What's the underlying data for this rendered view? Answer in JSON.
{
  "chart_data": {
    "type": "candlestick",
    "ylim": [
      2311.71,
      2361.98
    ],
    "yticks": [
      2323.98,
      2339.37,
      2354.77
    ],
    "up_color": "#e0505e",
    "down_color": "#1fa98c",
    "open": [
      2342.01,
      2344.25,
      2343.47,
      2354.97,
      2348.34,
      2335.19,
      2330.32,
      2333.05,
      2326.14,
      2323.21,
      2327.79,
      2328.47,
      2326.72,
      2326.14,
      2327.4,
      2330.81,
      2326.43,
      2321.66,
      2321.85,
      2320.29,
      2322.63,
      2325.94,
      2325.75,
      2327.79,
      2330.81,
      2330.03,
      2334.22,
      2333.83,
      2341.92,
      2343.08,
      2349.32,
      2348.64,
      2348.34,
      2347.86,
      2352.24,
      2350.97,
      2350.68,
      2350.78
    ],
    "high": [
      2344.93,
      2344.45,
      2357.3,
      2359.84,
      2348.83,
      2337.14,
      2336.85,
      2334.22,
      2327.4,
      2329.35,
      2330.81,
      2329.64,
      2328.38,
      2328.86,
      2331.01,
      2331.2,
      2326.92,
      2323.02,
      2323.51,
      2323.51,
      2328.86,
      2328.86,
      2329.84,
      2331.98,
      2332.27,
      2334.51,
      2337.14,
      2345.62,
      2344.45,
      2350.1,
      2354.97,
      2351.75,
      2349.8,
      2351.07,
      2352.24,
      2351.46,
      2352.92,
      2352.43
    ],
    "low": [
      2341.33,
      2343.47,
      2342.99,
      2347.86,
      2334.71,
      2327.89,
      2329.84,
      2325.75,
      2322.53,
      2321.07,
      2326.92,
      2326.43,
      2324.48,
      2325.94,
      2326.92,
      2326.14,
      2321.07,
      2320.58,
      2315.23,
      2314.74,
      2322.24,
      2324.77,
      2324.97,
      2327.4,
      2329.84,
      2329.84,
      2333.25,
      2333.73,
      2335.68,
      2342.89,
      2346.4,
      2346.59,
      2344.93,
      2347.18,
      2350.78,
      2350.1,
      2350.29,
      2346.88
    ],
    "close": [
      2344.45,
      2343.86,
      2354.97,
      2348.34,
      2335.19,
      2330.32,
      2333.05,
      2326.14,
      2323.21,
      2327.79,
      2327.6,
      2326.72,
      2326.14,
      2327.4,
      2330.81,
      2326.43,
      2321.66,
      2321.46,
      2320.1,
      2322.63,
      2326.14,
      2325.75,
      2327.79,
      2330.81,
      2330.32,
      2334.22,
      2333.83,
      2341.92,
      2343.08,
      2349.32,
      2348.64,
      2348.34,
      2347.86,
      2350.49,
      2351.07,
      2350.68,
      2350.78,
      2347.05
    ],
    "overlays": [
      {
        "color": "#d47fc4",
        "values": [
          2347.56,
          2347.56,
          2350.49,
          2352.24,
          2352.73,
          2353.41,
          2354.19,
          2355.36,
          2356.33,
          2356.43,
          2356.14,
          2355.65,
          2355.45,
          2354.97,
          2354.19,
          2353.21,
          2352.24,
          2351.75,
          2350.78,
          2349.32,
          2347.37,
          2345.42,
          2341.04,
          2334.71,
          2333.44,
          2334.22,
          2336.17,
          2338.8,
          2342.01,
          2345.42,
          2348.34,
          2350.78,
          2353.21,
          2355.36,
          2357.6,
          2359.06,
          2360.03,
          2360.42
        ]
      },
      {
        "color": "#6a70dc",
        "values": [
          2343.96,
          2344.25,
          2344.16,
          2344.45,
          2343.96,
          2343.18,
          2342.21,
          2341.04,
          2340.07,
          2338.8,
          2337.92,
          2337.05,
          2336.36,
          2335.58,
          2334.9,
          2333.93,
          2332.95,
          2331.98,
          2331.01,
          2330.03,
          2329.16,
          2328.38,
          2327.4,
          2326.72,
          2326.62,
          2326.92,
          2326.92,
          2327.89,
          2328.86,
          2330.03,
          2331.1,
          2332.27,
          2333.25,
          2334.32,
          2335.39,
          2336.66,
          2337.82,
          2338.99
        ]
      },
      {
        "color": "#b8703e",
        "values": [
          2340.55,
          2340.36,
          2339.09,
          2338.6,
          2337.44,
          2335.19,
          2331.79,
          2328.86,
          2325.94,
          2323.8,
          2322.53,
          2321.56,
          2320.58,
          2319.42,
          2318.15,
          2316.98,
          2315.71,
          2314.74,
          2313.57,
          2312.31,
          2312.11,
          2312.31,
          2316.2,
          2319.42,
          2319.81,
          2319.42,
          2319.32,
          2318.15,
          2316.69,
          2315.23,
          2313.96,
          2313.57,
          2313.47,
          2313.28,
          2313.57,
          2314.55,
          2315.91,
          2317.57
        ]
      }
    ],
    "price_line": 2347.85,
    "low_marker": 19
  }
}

· · · · · · ·

(WHAT IS BEING ASKED) Your task is to print the whole listing again exactly.

(RESPONSE TO THIS TASK)
What's the underlying data for this rendered view? Answer in JSON.
{
  "chart_data": {
    "type": "candlestick",
    "ylim": [
      2311.71,
      2361.98
    ],
    "yticks": [
      2323.98,
      2339.37,
      2354.77
    ],
    "up_color": "#e0505e",
    "down_color": "#1fa98c",
    "open": [
      2342.01,
      2344.25,
      2343.47,
      2354.97,
      2348.34,
      2335.19,
      2330.32,
      2333.05,
      2326.14,
      2323.21,
      2327.79,
      2328.47,
      2326.72,
      2326.14,
      2327.4,
      2330.81,
      2326.43,
      2321.66,
      2321.85,
      2320.29,
      2322.63,
      2325.94,
      2325.75,
      2327.79,
      2330.81,
      2330.03,
      2334.22,
      2333.83,
      2341.92,
      2343.08,
      2349.32,
      2348.64,
      2348.34,
      2347.86,
      2352.24,
      2350.97,
      2350.68,
      2350.78
    ],
    "high": [
      2344.93,
      2344.45,
      2357.3,
      2359.84,
      2348.83,
      2337.14,
      2336.85,
      2334.22,
      2327.4,
      2329.35,
      2330.81,
      2329.64,
      2328.38,
      2328.86,
      2331.01,
      2331.2,
      2326.92,
      2323.02,
      2323.51,
      2323.51,
      2328.86,
      2328.86,
      2329.84,
      2331.98,
      2332.27,
      2334.51,
      2337.14,
      2345.62,
      2344.45,
      2350.1,
      2354.97,
      2351.75,
      2349.8,
      2351.07,
      2352.24,
      2351.46,
      2352.92,
      2352.43
    ],
    "low": [
      2341.33,
      2343.47,
      2342.99,
      2347.86,
      2334.71,
      2327.89,
      2329.84,
      2325.75,
      2322.53,
      2321.07,
      2326.92,
      2326.43,
      2324.48,
      2325.94,
      2326.92,
      2326.14,
      2321.07,
      2320.58,
      2315.23,
      2314.74,
      2322.24,
      2324.77,
      2324.97,
      2327.4,
      2329.84,
      2329.84,
      2333.25,
      2333.73,
      2335.68,
      2342.89,
      2346.4,
      2346.59,
      2344.93,
      2347.18,
      2350.78,
      2350.1,
      2350.29,
      2346.88
    ],
    "close": [
      2344.45,
      2343.86,
      2354.97,
      2348.34,
      2335.19,
      2330.32,
      2333.05,
      2326.14,
      2323.21,
      2327.79,
      2327.6,
      2326.72,
      2326.14,
      2327.4,
      2330.81,
      2326.43,
      2321.66,
      2321.46,
      2320.1,
      2322.63,
      2326.14,
      2325.75,
      2327.79,
      2330.81,
      2330.32,
      2334.22,
      2333.83,
      2341.92,
      2343.08,
      2349.32,
      2348.64,
      2348.34,
      2347.86,
      2350.49,
      2351.07,
      2350.68,
      2350.78,
      2347.05
    ],
    "overlays": [
      {
        "color": "#d47fc4",
        "values": [
          2347.56,
          2347.56,
          2350.49,
          2352.24,
          2352.73,
          2353.41,
          2354.19,
          2355.36,
          2356.33,
          2356.43,
          2356.14,
          2355.65,
          2355.45,
          2354.97,
          2354.19,
          2353.21,
          2352.24,
          2351.75,
          2350.78,
          2349.32,
          2347.37,
          2345.42,
          2341.04,
          2334.71,
          2333.44,
          2334.22,
          2336.17,
          2338.8,
          2342.01,
          2345.42,
          2348.34,
          2350.78,
          2353.21,
          2355.36,
          2357.6,
          2359.06,
          2360.03,
          2360.42
        ]
      },
      {
        "color": "#6a70dc",
        "values": [
          2343.96,
          2344.25,
          2344.16,
          2344.45,
          2343.96,
          2343.18,
          2342.21,
          2341.04,
          2340.07,
          2338.8,
          2337.92,
          2337.05,
          2336.36,
          2335.58,
          2334.9,
          2333.93,
          2332.95,
          2331.98,
          2331.01,
          2330.03,
          2329.16,
          2328.38,
          2327.4,
          2326.72,
          2326.62,
          2326.92,
          2326.92,
          2327.89,
          2328.86,
          2330.03,
          2331.1,
          2332.27,
          2333.25,
          2334.32,
          2335.39,
          2336.66,
          2337.82,
          2338.99
        ]
      },
      {
        "color": "#b8703e",
        "values": [
          2340.55,
          2340.36,
          2339.09,
          2338.6,
          2337.44,
          2335.19,
          2331.79,
          2328.86,
          2325.94,
          2323.8,
          2322.53,
          2321.56,
          2320.58,
          2319.42,
          2318.15,
          2316.98,
          2315.71,
          2314.74,
          2313.57,
          2312.31,
          2312.11,
          2312.31,
          2316.2,
          2319.42,
          2319.81,
          2319.42,
          2319.32,
          2318.15,
          2316.69,
          2315.23,
          2313.96,
          2313.57,
          2313.47,
          2313.28,
          2313.57,
          2314.55,
          2315.91,
          2317.57
        ]
      }
    ],
    "price_line": 2347.85,
    "low_marker": 19
  }
}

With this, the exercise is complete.